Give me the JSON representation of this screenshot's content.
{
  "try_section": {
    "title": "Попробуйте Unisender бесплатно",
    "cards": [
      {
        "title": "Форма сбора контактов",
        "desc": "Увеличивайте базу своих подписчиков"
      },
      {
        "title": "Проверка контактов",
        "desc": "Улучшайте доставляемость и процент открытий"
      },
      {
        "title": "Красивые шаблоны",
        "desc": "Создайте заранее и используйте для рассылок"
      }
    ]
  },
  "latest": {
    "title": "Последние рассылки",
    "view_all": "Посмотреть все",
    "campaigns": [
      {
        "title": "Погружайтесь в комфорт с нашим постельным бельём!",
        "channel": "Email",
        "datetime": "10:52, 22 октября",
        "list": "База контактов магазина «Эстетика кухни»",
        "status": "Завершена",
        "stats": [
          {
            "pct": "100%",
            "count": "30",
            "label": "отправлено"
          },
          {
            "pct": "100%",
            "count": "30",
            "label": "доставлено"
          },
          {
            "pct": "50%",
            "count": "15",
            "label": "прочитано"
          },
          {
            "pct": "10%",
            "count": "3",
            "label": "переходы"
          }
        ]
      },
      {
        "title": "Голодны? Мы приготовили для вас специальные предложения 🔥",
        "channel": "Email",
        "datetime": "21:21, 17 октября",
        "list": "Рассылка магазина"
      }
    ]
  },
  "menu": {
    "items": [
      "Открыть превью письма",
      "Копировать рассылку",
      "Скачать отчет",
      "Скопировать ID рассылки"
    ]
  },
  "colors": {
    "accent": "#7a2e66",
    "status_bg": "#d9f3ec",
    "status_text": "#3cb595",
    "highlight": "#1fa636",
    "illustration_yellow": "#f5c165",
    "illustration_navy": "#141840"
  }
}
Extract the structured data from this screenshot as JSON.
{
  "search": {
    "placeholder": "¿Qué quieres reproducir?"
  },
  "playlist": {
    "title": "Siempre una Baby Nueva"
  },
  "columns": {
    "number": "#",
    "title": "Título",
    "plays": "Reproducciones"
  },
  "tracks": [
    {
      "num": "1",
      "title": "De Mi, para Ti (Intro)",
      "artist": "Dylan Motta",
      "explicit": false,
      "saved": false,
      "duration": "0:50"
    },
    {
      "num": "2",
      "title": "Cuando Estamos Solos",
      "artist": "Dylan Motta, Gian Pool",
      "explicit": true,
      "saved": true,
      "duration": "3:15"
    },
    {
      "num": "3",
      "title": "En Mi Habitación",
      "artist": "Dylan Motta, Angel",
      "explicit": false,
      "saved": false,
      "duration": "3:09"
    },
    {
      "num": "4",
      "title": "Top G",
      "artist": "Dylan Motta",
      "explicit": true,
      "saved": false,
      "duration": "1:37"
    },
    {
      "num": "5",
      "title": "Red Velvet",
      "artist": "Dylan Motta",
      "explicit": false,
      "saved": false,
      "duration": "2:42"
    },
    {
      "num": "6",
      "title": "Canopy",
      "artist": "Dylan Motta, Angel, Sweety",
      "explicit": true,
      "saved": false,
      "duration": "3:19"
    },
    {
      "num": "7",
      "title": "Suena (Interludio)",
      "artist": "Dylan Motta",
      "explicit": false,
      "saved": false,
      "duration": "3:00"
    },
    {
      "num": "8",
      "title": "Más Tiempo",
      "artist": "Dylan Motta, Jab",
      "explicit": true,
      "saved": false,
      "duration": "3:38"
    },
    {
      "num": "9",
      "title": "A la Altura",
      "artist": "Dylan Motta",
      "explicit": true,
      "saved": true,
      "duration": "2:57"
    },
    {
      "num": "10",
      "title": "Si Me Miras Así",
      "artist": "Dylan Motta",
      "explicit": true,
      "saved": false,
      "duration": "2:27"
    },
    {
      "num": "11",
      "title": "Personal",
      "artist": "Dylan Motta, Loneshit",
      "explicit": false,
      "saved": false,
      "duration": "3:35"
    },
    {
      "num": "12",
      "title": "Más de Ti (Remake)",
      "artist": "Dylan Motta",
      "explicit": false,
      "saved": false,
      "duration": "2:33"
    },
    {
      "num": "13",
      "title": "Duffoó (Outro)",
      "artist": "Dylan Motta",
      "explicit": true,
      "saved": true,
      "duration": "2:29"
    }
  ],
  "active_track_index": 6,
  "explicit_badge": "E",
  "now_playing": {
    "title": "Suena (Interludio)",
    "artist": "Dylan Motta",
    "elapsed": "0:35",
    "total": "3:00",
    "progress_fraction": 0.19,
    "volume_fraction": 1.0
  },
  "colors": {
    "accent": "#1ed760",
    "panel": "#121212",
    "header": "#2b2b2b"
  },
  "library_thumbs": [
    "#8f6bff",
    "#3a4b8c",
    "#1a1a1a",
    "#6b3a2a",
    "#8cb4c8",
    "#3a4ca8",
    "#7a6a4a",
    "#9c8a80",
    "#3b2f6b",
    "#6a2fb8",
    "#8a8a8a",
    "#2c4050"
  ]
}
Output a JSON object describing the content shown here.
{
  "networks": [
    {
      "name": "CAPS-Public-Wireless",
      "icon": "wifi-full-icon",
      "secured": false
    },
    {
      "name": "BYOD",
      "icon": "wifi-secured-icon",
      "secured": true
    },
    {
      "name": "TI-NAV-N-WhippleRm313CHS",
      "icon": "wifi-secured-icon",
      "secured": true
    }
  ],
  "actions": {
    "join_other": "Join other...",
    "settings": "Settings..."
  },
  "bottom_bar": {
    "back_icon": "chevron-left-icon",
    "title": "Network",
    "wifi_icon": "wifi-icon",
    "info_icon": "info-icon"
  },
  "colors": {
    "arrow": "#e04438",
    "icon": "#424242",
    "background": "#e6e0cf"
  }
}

Set exercise -
Pick out and copy the lines of the entries that hold the string "рассылки".

Full response -
    "title": "Последние рассылки",
      "Скопировать ID рассылки"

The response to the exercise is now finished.